== Dataset content

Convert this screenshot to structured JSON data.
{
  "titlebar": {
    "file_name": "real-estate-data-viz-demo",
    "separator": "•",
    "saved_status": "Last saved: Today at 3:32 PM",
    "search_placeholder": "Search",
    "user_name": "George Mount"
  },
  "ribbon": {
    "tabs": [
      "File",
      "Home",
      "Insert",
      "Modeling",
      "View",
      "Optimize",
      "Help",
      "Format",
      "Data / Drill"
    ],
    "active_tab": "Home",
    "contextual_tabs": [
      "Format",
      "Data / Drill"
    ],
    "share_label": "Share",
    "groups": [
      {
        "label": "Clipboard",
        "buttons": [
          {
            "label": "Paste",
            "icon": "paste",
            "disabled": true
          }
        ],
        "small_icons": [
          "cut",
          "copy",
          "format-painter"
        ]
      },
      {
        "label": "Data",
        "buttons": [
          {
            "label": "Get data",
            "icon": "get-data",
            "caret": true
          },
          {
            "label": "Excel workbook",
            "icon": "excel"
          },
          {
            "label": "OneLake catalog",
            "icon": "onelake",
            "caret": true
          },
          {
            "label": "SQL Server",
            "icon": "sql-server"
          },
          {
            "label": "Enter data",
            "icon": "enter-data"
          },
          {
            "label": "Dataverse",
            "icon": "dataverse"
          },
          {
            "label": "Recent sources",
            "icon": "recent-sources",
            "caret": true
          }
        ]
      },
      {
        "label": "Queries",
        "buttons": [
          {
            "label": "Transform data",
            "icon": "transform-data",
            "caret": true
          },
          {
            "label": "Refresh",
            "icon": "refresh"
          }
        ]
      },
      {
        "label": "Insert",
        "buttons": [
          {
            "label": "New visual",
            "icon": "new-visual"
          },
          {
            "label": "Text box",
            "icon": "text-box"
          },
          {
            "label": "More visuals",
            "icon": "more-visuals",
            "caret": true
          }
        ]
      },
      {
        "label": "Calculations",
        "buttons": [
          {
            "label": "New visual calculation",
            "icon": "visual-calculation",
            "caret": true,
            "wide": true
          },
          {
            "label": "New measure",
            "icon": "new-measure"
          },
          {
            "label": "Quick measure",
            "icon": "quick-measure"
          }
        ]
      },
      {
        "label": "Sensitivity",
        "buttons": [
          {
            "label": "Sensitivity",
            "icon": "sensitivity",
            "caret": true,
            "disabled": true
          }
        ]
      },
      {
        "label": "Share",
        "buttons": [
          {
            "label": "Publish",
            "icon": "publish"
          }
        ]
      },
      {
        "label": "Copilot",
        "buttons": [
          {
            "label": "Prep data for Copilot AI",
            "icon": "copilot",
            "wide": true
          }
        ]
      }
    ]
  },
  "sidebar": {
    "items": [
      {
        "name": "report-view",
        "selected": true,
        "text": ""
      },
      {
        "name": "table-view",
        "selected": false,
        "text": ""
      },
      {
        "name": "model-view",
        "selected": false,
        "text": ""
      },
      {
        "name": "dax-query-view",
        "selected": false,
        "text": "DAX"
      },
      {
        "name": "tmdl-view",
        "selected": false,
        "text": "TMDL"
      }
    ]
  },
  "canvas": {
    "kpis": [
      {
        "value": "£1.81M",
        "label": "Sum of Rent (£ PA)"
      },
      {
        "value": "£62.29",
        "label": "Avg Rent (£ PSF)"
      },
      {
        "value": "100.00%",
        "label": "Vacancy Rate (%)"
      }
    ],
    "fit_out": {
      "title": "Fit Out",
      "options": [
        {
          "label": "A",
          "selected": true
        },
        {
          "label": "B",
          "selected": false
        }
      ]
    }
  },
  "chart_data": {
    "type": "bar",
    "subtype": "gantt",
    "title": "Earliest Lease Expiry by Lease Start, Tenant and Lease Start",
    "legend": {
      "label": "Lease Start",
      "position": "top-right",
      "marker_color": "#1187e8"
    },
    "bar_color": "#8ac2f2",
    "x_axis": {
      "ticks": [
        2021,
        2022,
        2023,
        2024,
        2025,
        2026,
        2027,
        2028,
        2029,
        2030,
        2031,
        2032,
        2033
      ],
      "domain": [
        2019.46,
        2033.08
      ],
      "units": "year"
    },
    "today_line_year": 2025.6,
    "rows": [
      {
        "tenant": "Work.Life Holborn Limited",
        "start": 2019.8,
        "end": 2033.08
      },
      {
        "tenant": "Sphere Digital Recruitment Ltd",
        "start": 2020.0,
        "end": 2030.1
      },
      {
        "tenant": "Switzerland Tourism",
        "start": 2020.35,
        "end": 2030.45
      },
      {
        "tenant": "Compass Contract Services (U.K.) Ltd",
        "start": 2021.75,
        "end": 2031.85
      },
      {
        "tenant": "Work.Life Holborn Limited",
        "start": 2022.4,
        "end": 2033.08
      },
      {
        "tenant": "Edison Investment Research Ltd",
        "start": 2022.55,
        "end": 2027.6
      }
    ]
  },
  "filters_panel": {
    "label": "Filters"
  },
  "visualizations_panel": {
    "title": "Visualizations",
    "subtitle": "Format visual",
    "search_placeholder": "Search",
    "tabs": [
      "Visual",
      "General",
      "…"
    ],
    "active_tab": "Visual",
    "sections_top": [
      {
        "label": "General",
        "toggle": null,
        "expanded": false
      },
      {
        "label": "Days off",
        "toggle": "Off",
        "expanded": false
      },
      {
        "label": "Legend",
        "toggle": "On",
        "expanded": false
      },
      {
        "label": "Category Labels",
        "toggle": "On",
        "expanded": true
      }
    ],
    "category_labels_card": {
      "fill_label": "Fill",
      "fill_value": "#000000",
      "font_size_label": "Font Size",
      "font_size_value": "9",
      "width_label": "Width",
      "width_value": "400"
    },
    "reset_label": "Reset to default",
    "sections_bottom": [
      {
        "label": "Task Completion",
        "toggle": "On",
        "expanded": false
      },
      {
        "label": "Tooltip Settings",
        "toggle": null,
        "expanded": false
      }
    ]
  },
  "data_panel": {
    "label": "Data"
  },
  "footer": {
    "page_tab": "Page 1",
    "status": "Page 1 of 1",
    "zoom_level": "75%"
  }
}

====

**Short exercise**
Send back every record, precisely as written.

**Reply**
Convert this screenshot to structured JSON data.
{
  "titlebar": {
    "file_name": "real-estate-data-viz-demo",
    "separator": "•",
    "saved_status": "Last saved: Today at 3:32 PM",
    "search_placeholder": "Search",
    "user_name": "George Mount"
  },
  "ribbon": {
    "tabs": [
      "File",
      "Home",
      "Insert",
      "Modeling",
      "View",
      "Optimize",
      "Help",
      "Format",
      "Data / Drill"
    ],
    "active_tab": "Home",
    "contextual_tabs": [
      "Format",
      "Data / Drill"
    ],
    "share_label": "Share",
    "groups": [
      {
        "label": "Clipboard",
        "buttons": [
          {
            "label": "Paste",
            "icon": "paste",
            "disabled": true
          }
        ],
        "small_icons": [
          "cut",
          "copy",
          "format-painter"
        ]
      },
      {
        "label": "Data",
        "buttons": [
          {
            "label": "Get data",
            "icon": "get-data",
            "caret": true
          },
          {
            "label": "Excel workbook",
            "icon": "excel"
          },
          {
            "label": "OneLake catalog",
            "icon": "onelake",
            "caret": true
          },
          {
            "label": "SQL Server",
            "icon": "sql-server"
          },
          {
            "label": "Enter data",
            "icon": "enter-data"
          },
          {
            "label": "Dataverse",
            "icon": "dataverse"
          },
          {
            "label": "Recent sources",
            "icon": "recent-sources",
            "caret": true
          }
        ]
      },
      {
        "label": "Queries",
        "buttons": [
          {
            "label": "Transform data",
            "icon": "transform-data",
            "caret": true
          },
          {
            "label": "Refresh",
            "icon": "refresh"
          }
        ]
      },
      {
        "label": "Insert",
        "buttons": [
          {
            "label": "New visual",
            "icon": "new-visual"
          },
          {
            "label": "Text box",
            "icon": "text-box"
          },
          {
            "label": "More visuals",
            "icon": "more-visuals",
            "caret": true
          }
        ]
      },
      {
        "label": "Calculations",
        "buttons": [
          {
            "label": "New visual calculation",
            "icon": "visual-calculation",
            "caret": true,
            "wide": true
          },
          {
            "label": "New measure",
            "icon": "new-measure"
          },
          {
            "label": "Quick measure",
            "icon": "quick-measure"
          }
        ]
      },
      {
        "label": "Sensitivity",
        "buttons": [
          {
            "label": "Sensitivity",
            "icon": "sensitivity",
            "caret": true,
            "disabled": true
          }
        ]
      },
      {
        "label": "Share",
        "buttons": [
          {
            "label": "Publish",
            "icon": "publish"
          }
        ]
      },
      {
        "label": "Copilot",
        "buttons": [
          {
            "label": "Prep data for Copilot AI",
            "icon": "copilot",
            "wide": true
          }
        ]
      }
    ]
  },
  "sidebar": {
    "items": [
      {
        "name": "report-view",
        "selected": true,
        "text": ""
      },
      {
        "name": "table-view",
        "selected": false,
        "text": ""
      },
      {
        "name": "model-view",
        "selected": false,
        "text": ""
      },
      {
        "name": "dax-query-view",
        "selected": false,
        "text": "DAX"
      },
      {
        "name": "tmdl-view",
        "selected": false,
        "text": "TMDL"
      }
    ]
  },
  "canvas": {
    "kpis": [
      {
        "value": "£1.81M",
        "label": "Sum of Rent (£ PA)"
      },
      {
        "value": "£62.29",
        "label": "Avg Rent (£ PSF)"
      },
      {
        "value": "100.00%",
        "label": "Vacancy Rate (%)"
      }
    ],
    "fit_out": {
      "title": "Fit Out",
      "options": [
        {
          "label": "A",
          "selected": true
        },
        {
          "label": "B",
          "selected": false
        }
      ]
    }
  },
  "chart_data": {
    "type": "bar",
    "subtype": "gantt",
    "title": "Earliest Lease Expiry by Lease Start, Tenant and Lease Start",
    "legend": {
      "label": "Lease Start",
      "position": "top-right",
      "marker_color": "#1187e8"
    },
    "bar_color": "#8ac2f2",
    "x_axis": {
      "ticks": [
        2021,
        2022,
        2023,
        2024,
        2025,
        2026,
        2027,
        2028,
        2029,
        2030,
        2031,
        2032,
        2033
      ],
      "domain": [
        2019.46,
        2033.08
      ],
      "units": "year"
    },
    "today_line_year": 2025.6,
    "rows": [
      {
        "tenant": "Work.Life Holborn Limited",
        "start": 2019.8,
        "end": 2033.08
      },
      {
        "tenant": "Sphere Digital Recruitment Ltd",
        "start": 2020.0,
        "end": 2030.1
      },
      {
        "tenant": "Switzerland Tourism",
        "start": 2020.35,
        "end": 2030.45
      },
      {
        "tenant": "Compass Contract Services (U.K.) Ltd",
        "start": 2021.75,
        "end": 2031.85
      },
      {
        "tenant": "Work.Life Holborn Limited",
        "start": 2022.4,
        "end": 2033.08
      },
      {
        "tenant": "Edison Investment Research Ltd",
        "start": 2022.55,
        "end": 2027.6
      }
    ]
  },
  "filters_panel": {
    "label": "Filters"
  },
  "visualizations_panel": {
    "title": "Visualizations",
    "subtitle": "Format visual",
    "search_placeholder": "Search",
    "tabs": [
      "Visual",
      "General",
      "…"
    ],
    "active_tab": "Visual",
    "sections_top": [
      {
        "label": "General",
        "toggle": null,
        "expanded": false
      },
      {
        "label": "Days off",
        "toggle": "Off",
        "expanded": false
      },
      {
        "label": "Legend",
        "toggle": "On",
        "expanded": false
      },
      {
        "label": "Category Labels",
        "toggle": "On",
        "expanded": true
      }
    ],
    "category_labels_card": {
      "fill_label": "Fill",
      "fill_value": "#000000",
      "font_size_label": "Font Size",
      "font_size_value": "9",
      "width_label": "Width",
      "width_value": "400"
    },
    "reset_label": "Reset to default",
    "sections_bottom": [
      {
        "label": "Task Completion",
        "toggle": "On",
        "expanded": false
      },
      {
        "label": "Tooltip Settings",
        "toggle": null,
        "expanded": false
      }
    ]
  },
  "data_panel": {
    "label": "Data"
  },
  "footer": {
    "page_tab": "Page 1",
    "status": "Page 1 of 1",
    "zoom_level": "75%"
  }
}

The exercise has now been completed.